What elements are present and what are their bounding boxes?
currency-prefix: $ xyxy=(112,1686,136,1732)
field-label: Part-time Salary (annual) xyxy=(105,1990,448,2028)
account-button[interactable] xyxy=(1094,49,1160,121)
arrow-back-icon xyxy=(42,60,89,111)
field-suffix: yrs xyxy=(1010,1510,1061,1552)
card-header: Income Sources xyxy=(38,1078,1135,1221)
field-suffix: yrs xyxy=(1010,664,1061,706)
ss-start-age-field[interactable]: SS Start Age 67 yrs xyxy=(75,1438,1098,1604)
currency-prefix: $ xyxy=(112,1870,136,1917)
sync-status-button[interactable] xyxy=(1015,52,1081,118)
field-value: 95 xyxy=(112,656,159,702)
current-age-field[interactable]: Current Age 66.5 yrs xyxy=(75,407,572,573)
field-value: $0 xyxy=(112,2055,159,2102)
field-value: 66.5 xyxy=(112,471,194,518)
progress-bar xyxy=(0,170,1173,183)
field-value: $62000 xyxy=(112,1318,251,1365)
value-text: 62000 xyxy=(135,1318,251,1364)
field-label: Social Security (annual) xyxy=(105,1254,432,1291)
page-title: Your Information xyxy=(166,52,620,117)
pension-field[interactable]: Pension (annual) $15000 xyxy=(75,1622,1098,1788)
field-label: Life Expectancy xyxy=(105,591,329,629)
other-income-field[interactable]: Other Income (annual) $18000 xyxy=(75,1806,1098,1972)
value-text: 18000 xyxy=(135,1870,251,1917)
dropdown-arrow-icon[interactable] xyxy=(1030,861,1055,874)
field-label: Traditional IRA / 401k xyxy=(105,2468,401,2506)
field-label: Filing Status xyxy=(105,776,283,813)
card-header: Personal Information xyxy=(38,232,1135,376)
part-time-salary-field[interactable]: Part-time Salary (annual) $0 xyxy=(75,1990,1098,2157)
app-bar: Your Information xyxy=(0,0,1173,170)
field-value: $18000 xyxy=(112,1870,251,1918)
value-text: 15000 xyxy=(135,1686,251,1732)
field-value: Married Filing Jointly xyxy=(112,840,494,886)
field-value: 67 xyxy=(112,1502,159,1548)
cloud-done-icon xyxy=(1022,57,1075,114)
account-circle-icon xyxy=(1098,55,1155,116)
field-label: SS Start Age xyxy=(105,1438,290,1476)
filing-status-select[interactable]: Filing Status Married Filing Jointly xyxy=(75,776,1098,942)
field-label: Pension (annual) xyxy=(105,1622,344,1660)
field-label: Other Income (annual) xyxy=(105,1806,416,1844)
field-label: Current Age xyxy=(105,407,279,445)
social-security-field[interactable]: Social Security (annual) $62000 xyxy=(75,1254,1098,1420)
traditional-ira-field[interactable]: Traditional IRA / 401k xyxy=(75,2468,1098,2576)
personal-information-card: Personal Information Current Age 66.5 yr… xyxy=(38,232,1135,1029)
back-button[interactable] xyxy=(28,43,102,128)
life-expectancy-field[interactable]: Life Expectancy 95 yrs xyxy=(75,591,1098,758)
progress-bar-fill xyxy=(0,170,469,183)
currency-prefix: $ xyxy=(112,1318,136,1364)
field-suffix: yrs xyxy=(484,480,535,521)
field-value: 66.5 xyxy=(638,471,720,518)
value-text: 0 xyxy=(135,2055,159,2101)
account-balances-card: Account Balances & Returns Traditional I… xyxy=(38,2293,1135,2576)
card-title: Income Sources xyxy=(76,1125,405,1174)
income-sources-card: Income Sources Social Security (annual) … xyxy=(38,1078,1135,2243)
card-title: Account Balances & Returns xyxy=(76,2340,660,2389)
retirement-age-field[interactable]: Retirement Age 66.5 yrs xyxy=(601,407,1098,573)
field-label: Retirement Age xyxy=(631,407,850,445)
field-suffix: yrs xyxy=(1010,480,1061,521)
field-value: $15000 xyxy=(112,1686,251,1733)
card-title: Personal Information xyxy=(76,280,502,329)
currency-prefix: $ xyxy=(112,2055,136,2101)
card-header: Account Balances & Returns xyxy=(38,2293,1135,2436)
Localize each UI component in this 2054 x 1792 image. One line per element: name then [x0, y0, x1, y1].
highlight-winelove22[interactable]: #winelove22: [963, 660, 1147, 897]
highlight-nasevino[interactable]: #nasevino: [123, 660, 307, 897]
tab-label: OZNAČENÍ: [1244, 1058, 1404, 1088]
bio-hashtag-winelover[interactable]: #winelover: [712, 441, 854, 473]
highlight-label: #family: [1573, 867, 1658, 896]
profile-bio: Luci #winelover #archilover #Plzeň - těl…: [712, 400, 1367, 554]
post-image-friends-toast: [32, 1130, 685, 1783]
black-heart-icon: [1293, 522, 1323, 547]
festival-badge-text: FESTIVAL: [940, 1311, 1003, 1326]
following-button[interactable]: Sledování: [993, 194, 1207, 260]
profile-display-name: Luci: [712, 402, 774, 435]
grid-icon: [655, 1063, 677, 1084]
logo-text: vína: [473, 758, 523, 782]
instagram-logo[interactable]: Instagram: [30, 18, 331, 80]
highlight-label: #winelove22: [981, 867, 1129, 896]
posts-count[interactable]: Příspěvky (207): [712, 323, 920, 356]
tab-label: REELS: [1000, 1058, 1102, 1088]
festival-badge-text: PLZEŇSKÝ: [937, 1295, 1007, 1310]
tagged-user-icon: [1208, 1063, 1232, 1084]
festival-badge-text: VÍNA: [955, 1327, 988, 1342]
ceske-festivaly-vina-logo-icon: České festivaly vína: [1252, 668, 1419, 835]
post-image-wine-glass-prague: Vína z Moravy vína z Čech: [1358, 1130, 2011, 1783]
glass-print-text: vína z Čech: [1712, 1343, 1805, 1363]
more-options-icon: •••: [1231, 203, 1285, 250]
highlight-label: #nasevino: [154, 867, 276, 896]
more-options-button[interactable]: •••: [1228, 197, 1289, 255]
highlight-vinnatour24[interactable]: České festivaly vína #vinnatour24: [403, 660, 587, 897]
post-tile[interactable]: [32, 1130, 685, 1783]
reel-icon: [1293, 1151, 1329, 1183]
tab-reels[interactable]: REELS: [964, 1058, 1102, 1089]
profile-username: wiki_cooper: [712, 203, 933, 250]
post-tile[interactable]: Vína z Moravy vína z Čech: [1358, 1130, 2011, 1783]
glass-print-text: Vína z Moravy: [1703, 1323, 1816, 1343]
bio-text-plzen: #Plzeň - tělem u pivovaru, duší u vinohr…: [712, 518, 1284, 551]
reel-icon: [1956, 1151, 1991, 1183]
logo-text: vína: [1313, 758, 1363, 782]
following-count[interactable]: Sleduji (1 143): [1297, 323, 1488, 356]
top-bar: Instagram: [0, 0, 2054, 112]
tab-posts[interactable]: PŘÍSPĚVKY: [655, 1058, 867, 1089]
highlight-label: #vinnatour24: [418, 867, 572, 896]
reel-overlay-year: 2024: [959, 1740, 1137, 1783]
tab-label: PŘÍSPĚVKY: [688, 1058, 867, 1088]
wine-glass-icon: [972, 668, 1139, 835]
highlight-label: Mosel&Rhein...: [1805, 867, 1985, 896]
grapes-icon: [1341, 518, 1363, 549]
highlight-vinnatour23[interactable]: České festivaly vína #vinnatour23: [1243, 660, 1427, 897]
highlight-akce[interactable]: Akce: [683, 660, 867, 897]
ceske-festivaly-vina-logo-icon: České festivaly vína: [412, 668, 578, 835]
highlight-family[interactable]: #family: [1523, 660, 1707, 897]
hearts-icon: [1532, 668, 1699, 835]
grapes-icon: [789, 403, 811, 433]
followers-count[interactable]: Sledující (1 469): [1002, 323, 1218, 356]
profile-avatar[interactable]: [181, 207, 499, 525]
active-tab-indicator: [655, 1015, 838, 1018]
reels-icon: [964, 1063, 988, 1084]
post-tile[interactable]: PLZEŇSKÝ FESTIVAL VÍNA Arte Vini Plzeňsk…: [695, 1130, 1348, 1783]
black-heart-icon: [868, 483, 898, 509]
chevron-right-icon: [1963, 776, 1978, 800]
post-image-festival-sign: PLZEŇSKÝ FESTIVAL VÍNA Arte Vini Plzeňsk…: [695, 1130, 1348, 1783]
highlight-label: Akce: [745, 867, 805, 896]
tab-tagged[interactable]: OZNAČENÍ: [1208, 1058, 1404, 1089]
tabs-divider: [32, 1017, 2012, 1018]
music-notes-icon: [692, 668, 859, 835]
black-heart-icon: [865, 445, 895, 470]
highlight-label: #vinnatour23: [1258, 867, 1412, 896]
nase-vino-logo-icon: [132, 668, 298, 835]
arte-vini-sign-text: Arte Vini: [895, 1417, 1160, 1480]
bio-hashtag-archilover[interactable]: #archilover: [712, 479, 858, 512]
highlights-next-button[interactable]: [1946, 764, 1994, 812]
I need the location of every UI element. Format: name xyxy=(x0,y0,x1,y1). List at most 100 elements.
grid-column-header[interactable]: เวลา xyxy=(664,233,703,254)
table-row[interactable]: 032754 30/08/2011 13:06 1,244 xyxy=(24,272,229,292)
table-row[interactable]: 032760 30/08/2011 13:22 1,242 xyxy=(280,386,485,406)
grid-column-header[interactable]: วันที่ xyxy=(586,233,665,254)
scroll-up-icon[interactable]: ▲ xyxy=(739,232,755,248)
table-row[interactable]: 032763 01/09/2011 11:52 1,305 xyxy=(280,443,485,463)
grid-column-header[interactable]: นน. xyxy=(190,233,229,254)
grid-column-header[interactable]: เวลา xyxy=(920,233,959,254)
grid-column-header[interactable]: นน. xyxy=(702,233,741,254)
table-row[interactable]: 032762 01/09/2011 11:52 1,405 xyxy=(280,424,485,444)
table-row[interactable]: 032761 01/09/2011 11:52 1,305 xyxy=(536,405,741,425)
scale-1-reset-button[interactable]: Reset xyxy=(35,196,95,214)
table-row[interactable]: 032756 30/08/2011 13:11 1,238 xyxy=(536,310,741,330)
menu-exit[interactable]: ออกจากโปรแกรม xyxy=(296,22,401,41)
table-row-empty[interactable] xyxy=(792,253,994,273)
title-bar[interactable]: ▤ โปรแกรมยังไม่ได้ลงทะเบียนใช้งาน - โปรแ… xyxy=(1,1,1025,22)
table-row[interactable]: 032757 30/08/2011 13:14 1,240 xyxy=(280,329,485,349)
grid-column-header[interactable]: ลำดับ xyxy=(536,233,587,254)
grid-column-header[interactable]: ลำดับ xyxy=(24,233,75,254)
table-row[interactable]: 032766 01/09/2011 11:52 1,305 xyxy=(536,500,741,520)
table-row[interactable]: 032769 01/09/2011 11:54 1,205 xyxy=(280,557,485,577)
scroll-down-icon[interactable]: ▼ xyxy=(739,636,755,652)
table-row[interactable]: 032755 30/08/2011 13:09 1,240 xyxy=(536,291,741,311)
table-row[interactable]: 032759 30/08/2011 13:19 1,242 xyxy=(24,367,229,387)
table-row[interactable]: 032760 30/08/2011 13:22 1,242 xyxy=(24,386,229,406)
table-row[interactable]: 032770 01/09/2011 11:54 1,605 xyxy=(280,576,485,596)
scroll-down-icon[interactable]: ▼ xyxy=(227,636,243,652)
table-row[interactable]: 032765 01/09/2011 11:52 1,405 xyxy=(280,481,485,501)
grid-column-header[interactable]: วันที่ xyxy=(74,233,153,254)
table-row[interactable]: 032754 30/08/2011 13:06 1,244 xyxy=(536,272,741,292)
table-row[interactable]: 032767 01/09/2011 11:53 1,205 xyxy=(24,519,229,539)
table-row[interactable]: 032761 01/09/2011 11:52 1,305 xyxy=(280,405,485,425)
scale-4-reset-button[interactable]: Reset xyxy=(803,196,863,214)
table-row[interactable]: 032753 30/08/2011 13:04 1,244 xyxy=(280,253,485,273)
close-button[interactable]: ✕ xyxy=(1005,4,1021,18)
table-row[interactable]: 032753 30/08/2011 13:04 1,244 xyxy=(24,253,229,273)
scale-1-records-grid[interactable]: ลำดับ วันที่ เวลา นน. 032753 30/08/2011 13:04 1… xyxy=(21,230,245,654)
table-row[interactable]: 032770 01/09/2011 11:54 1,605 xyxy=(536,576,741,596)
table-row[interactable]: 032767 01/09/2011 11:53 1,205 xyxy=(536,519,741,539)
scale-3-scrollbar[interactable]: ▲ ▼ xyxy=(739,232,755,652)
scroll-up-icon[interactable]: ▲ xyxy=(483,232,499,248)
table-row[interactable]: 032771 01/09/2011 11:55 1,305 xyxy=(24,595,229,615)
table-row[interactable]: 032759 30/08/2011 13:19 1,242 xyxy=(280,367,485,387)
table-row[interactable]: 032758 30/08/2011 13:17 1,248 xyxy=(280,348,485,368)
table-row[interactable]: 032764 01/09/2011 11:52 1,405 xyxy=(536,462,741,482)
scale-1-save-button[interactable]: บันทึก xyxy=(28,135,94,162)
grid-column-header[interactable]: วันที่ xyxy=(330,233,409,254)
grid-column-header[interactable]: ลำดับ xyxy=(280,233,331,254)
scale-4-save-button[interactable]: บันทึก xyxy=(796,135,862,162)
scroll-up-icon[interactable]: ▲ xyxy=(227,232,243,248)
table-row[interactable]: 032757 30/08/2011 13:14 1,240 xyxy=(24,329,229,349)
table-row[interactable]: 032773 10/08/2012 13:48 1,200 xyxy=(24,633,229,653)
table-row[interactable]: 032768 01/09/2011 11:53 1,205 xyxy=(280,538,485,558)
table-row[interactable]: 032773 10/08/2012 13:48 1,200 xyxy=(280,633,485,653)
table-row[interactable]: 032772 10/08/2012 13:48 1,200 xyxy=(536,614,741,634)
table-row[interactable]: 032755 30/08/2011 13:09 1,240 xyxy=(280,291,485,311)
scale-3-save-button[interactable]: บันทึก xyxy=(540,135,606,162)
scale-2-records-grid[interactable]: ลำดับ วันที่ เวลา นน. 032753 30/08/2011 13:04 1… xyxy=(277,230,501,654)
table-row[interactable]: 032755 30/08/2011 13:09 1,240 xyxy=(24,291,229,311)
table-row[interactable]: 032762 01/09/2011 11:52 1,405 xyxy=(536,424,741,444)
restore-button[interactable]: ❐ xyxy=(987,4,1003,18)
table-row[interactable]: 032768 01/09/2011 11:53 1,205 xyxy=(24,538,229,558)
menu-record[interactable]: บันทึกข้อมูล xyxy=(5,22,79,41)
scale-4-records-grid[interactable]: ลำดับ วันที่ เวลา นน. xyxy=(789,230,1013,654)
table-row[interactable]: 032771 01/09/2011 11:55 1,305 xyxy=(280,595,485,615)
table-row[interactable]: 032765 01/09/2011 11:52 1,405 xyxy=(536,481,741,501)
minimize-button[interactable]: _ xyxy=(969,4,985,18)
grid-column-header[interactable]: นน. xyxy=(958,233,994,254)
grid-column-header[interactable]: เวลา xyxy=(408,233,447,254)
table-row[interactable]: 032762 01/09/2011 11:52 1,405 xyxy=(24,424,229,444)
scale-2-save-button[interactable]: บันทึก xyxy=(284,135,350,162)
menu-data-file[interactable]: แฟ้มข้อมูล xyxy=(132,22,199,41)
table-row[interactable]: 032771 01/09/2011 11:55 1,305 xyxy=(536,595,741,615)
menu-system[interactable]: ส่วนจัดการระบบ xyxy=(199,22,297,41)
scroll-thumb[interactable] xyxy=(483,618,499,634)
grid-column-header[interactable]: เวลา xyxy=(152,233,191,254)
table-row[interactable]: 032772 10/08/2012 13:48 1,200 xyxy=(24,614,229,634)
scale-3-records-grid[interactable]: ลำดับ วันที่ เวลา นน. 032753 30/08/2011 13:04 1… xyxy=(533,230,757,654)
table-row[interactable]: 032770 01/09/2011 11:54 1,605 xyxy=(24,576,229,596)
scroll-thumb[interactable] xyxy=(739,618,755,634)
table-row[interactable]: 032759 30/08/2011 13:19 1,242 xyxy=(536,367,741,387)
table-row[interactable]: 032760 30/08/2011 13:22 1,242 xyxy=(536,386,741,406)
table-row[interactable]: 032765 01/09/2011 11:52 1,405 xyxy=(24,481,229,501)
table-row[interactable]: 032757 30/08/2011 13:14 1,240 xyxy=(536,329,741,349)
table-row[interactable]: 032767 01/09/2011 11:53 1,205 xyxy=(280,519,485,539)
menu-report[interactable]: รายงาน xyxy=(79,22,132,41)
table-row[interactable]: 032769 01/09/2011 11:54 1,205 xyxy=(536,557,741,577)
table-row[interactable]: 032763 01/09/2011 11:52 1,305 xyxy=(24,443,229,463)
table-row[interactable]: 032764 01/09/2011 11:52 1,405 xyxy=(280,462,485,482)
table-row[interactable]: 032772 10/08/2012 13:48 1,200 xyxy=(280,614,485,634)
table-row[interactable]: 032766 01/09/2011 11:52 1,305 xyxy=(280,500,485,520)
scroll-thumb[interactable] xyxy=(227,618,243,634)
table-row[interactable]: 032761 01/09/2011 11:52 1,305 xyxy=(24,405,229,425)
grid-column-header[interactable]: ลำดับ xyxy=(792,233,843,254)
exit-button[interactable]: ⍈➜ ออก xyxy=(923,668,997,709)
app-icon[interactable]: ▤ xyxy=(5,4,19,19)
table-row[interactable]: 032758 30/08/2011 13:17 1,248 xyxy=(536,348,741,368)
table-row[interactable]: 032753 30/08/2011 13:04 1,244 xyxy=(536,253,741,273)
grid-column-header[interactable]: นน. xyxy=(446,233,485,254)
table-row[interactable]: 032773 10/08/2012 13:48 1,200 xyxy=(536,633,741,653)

▶ _Goal_: Extract the records verbatim, from their first line up to and including the line that contains "field-value: $62000 xyxy=(112,1318,251,1365)".

▶ _Exercise solution_:
What elements are present and what are their bounding boxes?
currency-prefix: $ xyxy=(112,1686,136,1732)
field-label: Part-time Salary (annual) xyxy=(105,1990,448,2028)
account-button[interactable] xyxy=(1094,49,1160,121)
arrow-back-icon xyxy=(42,60,89,111)
field-suffix: yrs xyxy=(1010,1510,1061,1552)
card-header: Income Sources xyxy=(38,1078,1135,1221)
field-suffix: yrs xyxy=(1010,664,1061,706)
ss-start-age-field[interactable]: SS Start Age 67 yrs xyxy=(75,1438,1098,1604)
currency-prefix: $ xyxy=(112,1870,136,1917)
sync-status-button[interactable] xyxy=(1015,52,1081,118)
field-value: 95 xyxy=(112,656,159,702)
current-age-field[interactable]: Current Age 66.5 yrs xyxy=(75,407,572,573)
field-value: $0 xyxy=(112,2055,159,2102)
field-value: 66.5 xyxy=(112,471,194,518)
progress-bar xyxy=(0,170,1173,183)
field-value: $62000 xyxy=(112,1318,251,1365)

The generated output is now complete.